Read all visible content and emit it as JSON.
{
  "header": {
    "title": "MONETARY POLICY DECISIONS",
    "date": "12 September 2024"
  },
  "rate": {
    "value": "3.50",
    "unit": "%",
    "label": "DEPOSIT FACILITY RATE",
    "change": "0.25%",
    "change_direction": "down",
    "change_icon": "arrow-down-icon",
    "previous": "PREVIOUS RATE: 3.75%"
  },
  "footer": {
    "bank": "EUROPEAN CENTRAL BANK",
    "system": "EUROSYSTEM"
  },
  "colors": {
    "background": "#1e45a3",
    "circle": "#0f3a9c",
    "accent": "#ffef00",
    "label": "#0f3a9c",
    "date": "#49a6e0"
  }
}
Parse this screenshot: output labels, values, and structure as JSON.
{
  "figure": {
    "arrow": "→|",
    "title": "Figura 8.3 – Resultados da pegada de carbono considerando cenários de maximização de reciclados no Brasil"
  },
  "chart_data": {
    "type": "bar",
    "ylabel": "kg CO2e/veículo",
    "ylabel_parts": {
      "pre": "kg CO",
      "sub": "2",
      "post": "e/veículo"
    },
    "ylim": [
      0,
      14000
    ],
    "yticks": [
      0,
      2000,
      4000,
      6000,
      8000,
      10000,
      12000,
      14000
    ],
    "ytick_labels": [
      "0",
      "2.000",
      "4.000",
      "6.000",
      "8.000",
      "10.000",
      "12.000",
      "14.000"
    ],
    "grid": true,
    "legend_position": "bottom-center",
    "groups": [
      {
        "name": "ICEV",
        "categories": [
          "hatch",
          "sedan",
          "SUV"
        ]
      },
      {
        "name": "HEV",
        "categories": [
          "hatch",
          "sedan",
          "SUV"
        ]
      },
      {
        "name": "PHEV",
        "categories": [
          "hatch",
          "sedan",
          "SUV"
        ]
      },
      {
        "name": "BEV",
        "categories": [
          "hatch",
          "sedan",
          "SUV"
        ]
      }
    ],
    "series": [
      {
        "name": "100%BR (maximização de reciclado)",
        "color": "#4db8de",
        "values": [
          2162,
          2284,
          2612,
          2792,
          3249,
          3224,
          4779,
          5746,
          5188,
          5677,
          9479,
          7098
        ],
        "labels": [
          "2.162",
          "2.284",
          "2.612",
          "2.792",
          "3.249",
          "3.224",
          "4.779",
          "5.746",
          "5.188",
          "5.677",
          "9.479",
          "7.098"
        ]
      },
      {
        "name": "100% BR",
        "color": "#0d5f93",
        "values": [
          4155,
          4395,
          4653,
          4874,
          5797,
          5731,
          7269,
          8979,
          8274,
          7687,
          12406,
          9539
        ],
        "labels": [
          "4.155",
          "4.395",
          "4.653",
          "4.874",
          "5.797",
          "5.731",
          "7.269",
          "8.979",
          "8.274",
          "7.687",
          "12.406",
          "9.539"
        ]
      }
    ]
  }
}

---+---

> **EXERCISE**: Repeat the material above in full, exactly as it stands.

> **ANSWER TO THIS EXERCISE**:
Read all visible content and emit it as JSON.
{
  "header": {
    "title": "MONETARY POLICY DECISIONS",
    "date": "12 September 2024"
  },
  "rate": {
    "value": "3.50",
    "unit": "%",
    "label": "DEPOSIT FACILITY RATE",
    "change": "0.25%",
    "change_direction": "down",
    "change_icon": "arrow-down-icon",
    "previous": "PREVIOUS RATE: 3.75%"
  },
  "footer": {
    "bank": "EUROPEAN CENTRAL BANK",
    "system": "EUROSYSTEM"
  },
  "colors": {
    "background": "#1e45a3",
    "circle": "#0f3a9c",
    "accent": "#ffef00",
    "label": "#0f3a9c",
    "date": "#49a6e0"
  }
}
Parse this screenshot: output labels, values, and structure as JSON.
{
  "figure": {
    "arrow": "→|",
    "title": "Figura 8.3 – Resultados da pegada de carbono considerando cenários de maximização de reciclados no Brasil"
  },
  "chart_data": {
    "type": "bar",
    "ylabel": "kg CO2e/veículo",
    "ylabel_parts": {
      "pre": "kg CO",
      "sub": "2",
      "post": "e/veículo"
    },
    "ylim": [
      0,
      14000
    ],
    "yticks": [
      0,
      2000,
      4000,
      6000,
      8000,
      10000,
      12000,
      14000
    ],
    "ytick_labels": [
      "0",
      "2.000",
      "4.000",
      "6.000",
      "8.000",
      "10.000",
      "12.000",
      "14.000"
    ],
    "grid": true,
    "legend_position": "bottom-center",
    "groups": [
      {
        "name": "ICEV",
        "categories": [
          "hatch",
          "sedan",
          "SUV"
        ]
      },
      {
        "name": "HEV",
        "categories": [
          "hatch",
          "sedan",
          "SUV"
        ]
      },
      {
        "name": "PHEV",
        "categories": [
          "hatch",
          "sedan",
          "SUV"
        ]
      },
      {
        "name": "BEV",
        "categories": [
          "hatch",
          "sedan",
          "SUV"
        ]
      }
    ],
    "series": [
      {
        "name": "100%BR (maximização de reciclado)",
        "color": "#4db8de",
        "values": [
          2162,
          2284,
          2612,
          2792,
          3249,
          3224,
          4779,
          5746,
          5188,
          5677,
          9479,
          7098
        ],
        "labels": [
          "2.162",
          "2.284",
          "2.612",
          "2.792",
          "3.249",
          "3.224",
          "4.779",
          "5.746",
          "5.188",
          "5.677",
          "9.479",
          "7.098"
        ]
      },
      {
        "name": "100% BR",
        "color": "#0d5f93",
        "values": [
          4155,
          4395,
          4653,
          4874,
          5797,
          5731,
          7269,
          8979,
          8274,
          7687,
          12406,
          9539
        ],
        "labels": [
          "4.155",
          "4.395",
          "4.653",
          "4.874",
          "5.797",
          "5.731",
          "7.269",
          "8.979",
          "8.274",
          "7.687",
          "12.406",
          "9.539"
        ]
      }
    ]
  }
}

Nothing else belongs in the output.